**RECORDS TO USE:**
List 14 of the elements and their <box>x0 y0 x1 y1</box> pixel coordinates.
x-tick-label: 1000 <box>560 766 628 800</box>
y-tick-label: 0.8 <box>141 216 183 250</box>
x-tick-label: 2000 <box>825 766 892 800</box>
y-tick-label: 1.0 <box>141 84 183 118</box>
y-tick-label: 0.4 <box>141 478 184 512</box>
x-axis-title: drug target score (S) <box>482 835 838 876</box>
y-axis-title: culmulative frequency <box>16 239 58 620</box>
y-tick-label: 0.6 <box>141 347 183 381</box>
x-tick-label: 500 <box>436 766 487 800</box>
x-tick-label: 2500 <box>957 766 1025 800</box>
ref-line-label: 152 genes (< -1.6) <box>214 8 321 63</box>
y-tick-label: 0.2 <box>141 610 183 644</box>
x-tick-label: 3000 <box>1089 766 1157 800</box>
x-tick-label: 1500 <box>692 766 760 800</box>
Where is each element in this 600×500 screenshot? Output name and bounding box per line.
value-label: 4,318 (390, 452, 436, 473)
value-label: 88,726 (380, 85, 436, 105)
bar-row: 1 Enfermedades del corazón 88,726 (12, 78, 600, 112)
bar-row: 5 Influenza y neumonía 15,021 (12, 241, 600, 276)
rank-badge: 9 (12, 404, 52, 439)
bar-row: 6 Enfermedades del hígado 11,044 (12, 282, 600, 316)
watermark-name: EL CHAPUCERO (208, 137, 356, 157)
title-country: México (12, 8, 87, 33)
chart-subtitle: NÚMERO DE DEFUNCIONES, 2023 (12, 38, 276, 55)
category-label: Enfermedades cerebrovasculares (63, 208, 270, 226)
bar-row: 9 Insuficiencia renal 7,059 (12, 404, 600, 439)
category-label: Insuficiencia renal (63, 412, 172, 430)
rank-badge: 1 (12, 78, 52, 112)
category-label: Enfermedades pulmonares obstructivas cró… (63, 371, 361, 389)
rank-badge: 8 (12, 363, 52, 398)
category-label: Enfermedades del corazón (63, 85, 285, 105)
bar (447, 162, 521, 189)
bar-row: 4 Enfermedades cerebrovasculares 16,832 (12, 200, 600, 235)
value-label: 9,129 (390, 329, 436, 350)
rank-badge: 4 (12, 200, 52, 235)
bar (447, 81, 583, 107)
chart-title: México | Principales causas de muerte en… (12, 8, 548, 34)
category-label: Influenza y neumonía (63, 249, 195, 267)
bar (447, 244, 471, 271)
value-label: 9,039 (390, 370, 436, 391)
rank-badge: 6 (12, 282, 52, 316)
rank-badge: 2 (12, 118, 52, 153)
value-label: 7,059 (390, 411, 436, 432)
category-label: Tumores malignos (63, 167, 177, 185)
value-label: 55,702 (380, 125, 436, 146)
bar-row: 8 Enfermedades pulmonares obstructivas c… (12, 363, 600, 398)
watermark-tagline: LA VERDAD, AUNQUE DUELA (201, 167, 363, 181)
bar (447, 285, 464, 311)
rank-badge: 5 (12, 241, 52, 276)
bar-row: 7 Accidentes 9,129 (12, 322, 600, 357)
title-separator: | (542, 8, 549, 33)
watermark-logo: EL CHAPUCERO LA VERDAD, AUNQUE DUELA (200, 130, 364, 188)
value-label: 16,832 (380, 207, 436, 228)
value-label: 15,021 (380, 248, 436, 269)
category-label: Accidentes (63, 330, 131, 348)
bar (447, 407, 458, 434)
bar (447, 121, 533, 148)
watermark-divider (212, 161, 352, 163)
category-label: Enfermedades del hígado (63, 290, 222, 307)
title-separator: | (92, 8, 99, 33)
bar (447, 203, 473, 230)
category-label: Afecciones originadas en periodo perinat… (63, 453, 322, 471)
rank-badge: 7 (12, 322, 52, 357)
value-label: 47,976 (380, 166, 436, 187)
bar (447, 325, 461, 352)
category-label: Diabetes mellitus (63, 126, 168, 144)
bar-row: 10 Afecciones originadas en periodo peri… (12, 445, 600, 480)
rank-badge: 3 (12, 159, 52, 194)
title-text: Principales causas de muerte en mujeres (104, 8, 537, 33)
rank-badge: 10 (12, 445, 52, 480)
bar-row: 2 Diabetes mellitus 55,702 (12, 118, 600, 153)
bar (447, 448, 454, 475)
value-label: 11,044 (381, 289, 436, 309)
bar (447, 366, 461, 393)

**WORK ITEM:** Repeat the records above exactly as they appear.

**RESPONSE AREA:**
List 14 of the elements and their <box>x0 y0 x1 y1</box> pixel coordinates.
x-tick-label: 1000 <box>560 766 628 800</box>
y-tick-label: 0.8 <box>141 216 183 250</box>
x-tick-label: 2000 <box>825 766 892 800</box>
y-tick-label: 1.0 <box>141 84 183 118</box>
y-tick-label: 0.4 <box>141 478 184 512</box>
x-axis-title: drug target score (S) <box>482 835 838 876</box>
y-axis-title: culmulative frequency <box>16 239 58 620</box>
y-tick-label: 0.6 <box>141 347 183 381</box>
x-tick-label: 500 <box>436 766 487 800</box>
x-tick-label: 2500 <box>957 766 1025 800</box>
ref-line-label: 152 genes (< -1.6) <box>214 8 321 63</box>
y-tick-label: 0.2 <box>141 610 183 644</box>
x-tick-label: 3000 <box>1089 766 1157 800</box>
x-tick-label: 1500 <box>692 766 760 800</box>
Where is each element in this 600×500 screenshot? Output name and bounding box per line.
value-label: 4,318 (390, 452, 436, 473)
value-label: 88,726 (380, 85, 436, 105)
bar-row: 1 Enfermedades del corazón 88,726 (12, 78, 600, 112)
bar-row: 5 Influenza y neumonía 15,021 (12, 241, 600, 276)
rank-badge: 9 (12, 404, 52, 439)
bar-row: 6 Enfermedades del hígado 11,044 (12, 282, 600, 316)
watermark-name: EL CHAPUCERO (208, 137, 356, 157)
title-country: México (12, 8, 87, 33)
chart-subtitle: NÚMERO DE DEFUNCIONES, 2023 (12, 38, 276, 55)
category-label: Enfermedades cerebrovasculares (63, 208, 270, 226)
bar-row: 9 Insuficiencia renal 7,059 (12, 404, 600, 439)
category-label: Insuficiencia renal (63, 412, 172, 430)
rank-badge: 1 (12, 78, 52, 112)
category-label: Enfermedades pulmonares obstructivas cró… (63, 371, 361, 389)
rank-badge: 8 (12, 363, 52, 398)
category-label: Enfermedades del corazón (63, 85, 285, 105)
bar (447, 162, 521, 189)
bar-row: 4 Enfermedades cerebrovasculares 16,832 (12, 200, 600, 235)
value-label: 9,129 (390, 329, 436, 350)
rank-badge: 4 (12, 200, 52, 235)
bar (447, 81, 583, 107)
chart-title: México | Principales causas de muerte en… (12, 8, 548, 34)
category-label: Influenza y neumonía (63, 249, 195, 267)
bar (447, 244, 471, 271)
value-label: 9,039 (390, 370, 436, 391)
rank-badge: 6 (12, 282, 52, 316)
rank-badge: 2 (12, 118, 52, 153)
value-label: 7,059 (390, 411, 436, 432)
category-label: Tumores malignos (63, 167, 177, 185)
value-label: 55,702 (380, 125, 436, 146)
bar-row: 8 Enfermedades pulmonares obstructivas c… (12, 363, 600, 398)
watermark-tagline: LA VERDAD, AUNQUE DUELA (201, 167, 363, 181)
bar (447, 285, 464, 311)
rank-badge: 5 (12, 241, 52, 276)
bar-row: 7 Accidentes 9,129 (12, 322, 600, 357)
title-separator: | (542, 8, 549, 33)
watermark-logo: EL CHAPUCERO LA VERDAD, AUNQUE DUELA (200, 130, 364, 188)
value-label: 16,832 (380, 207, 436, 228)
value-label: 15,021 (380, 248, 436, 269)
category-label: Accidentes (63, 330, 131, 348)
bar (447, 407, 458, 434)
bar (447, 121, 533, 148)
watermark-divider (212, 161, 352, 163)
category-label: Enfermedades del hígado (63, 290, 222, 307)
title-separator: | (92, 8, 99, 33)
bar (447, 203, 473, 230)
category-label: Afecciones originadas en periodo perinat… (63, 453, 322, 471)
rank-badge: 7 (12, 322, 52, 357)
value-label: 47,976 (380, 166, 436, 187)
bar (447, 325, 461, 352)
category-label: Diabetes mellitus (63, 126, 168, 144)
bar-row: 10 Afecciones originadas en periodo peri… (12, 445, 600, 480)
rank-badge: 3 (12, 159, 52, 194)
title-text: Principales causas de muerte en mujeres (104, 8, 537, 33)
rank-badge: 10 (12, 445, 52, 480)
bar-row: 2 Diabetes mellitus 55,702 (12, 118, 600, 153)
bar (447, 448, 454, 475)
value-label: 11,044 (381, 289, 436, 309)
bar (447, 366, 461, 393)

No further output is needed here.